# TASK INSTRUCTIONS
Search the records below for the word "bibliothèques". Pull out each line that has it.

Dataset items
____
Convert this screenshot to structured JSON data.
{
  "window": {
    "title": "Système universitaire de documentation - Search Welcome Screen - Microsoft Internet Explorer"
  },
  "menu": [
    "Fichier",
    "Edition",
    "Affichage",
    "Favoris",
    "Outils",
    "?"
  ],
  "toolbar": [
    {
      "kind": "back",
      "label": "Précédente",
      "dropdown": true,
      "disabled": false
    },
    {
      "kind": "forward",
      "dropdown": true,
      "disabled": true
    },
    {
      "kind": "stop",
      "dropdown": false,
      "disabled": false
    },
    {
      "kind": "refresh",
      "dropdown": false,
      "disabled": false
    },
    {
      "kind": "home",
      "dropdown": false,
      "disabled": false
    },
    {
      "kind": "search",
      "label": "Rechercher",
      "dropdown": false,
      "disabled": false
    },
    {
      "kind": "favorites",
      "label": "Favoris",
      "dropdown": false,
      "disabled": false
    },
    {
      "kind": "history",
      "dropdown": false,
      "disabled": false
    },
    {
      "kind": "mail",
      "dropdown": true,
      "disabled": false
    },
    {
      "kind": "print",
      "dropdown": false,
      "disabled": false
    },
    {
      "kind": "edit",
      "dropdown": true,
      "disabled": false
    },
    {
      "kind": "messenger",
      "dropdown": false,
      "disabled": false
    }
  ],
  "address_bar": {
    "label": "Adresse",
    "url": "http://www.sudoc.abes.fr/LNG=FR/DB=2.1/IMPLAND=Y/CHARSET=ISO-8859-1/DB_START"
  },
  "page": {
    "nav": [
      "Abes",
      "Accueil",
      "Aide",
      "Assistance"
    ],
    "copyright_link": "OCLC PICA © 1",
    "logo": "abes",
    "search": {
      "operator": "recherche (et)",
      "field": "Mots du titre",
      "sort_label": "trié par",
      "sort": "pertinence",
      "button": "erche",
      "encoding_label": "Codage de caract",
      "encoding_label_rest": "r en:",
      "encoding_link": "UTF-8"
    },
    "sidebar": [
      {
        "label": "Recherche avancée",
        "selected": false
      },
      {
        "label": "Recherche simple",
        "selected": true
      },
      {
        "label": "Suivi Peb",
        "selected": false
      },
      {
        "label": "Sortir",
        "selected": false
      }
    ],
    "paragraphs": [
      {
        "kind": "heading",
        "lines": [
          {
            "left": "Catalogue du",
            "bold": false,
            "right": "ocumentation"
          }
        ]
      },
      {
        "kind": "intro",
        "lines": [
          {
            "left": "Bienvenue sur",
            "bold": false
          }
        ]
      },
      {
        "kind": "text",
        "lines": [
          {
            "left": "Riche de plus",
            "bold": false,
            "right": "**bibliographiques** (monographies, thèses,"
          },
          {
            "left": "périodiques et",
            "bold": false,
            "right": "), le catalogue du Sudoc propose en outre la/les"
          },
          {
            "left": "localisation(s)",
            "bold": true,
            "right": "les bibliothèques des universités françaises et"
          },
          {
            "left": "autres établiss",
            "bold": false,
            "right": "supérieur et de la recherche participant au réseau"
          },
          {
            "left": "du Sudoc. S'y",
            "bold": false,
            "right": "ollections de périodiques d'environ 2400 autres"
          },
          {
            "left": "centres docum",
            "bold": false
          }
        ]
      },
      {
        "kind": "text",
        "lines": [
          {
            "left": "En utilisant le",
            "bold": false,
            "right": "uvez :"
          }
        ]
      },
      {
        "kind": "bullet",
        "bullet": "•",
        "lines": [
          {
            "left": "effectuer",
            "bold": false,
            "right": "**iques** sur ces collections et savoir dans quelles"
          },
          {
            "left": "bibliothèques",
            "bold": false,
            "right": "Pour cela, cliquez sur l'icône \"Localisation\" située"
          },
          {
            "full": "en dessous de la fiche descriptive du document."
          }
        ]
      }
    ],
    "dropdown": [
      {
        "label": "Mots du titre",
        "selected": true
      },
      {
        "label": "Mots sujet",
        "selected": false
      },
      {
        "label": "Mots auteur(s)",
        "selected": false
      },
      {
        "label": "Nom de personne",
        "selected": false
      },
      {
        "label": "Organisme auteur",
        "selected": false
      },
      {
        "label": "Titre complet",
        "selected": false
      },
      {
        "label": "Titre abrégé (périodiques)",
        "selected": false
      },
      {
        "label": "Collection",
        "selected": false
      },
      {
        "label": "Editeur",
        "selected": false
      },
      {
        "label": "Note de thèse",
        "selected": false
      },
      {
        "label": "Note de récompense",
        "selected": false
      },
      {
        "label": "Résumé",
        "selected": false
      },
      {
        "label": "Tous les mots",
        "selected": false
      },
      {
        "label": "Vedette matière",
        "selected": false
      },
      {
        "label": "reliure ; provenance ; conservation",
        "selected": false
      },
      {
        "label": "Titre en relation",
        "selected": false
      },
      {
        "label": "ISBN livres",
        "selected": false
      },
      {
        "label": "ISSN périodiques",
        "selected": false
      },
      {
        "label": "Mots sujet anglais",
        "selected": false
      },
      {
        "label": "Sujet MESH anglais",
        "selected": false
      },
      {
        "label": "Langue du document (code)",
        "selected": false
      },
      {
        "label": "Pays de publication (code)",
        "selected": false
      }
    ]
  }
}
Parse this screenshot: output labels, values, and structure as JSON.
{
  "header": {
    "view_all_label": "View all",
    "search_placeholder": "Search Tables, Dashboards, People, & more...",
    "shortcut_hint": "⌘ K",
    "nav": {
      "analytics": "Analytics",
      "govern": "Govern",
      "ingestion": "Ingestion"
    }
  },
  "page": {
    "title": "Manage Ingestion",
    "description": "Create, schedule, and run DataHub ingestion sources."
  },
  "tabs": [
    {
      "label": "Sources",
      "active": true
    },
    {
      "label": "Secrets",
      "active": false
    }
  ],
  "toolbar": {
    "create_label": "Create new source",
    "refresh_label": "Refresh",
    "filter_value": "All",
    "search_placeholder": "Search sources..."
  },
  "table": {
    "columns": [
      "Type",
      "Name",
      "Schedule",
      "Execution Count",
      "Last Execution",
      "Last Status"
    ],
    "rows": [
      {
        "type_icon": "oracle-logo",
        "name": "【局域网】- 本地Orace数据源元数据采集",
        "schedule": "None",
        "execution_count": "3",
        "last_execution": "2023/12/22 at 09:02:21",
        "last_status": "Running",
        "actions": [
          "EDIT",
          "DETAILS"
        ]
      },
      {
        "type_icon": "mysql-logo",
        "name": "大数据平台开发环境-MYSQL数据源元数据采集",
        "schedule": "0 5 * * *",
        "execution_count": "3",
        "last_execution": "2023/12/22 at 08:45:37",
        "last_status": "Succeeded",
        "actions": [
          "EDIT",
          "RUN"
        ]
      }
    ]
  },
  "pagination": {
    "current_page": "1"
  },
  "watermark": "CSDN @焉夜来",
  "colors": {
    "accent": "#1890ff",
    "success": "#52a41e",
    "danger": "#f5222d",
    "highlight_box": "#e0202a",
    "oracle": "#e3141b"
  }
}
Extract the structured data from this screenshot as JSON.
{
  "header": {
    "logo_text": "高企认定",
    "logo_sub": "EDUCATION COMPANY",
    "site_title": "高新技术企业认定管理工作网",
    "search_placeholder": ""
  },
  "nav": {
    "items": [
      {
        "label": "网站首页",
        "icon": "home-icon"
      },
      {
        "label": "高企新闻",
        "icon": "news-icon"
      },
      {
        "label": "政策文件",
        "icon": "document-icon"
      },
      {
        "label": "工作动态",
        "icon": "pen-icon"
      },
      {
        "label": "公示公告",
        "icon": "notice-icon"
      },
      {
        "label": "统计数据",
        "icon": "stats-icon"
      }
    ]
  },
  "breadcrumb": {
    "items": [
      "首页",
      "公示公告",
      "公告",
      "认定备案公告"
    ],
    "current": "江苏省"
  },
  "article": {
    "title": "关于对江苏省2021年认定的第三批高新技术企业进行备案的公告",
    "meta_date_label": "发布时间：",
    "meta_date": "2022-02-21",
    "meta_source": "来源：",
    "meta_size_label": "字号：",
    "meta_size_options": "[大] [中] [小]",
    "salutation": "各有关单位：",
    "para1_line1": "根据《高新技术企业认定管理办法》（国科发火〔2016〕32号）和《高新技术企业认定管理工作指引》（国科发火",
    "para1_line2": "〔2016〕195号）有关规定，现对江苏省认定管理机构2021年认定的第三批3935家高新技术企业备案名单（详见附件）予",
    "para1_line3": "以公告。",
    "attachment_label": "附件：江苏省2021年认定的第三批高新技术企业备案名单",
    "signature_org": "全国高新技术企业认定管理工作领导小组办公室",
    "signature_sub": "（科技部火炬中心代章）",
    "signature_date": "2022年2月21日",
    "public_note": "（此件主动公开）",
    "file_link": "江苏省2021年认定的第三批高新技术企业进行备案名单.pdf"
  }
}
____
# FINISHED TASK
            "right": "les bibliothèques des universités françaises et"
            "left": "bibliothèques",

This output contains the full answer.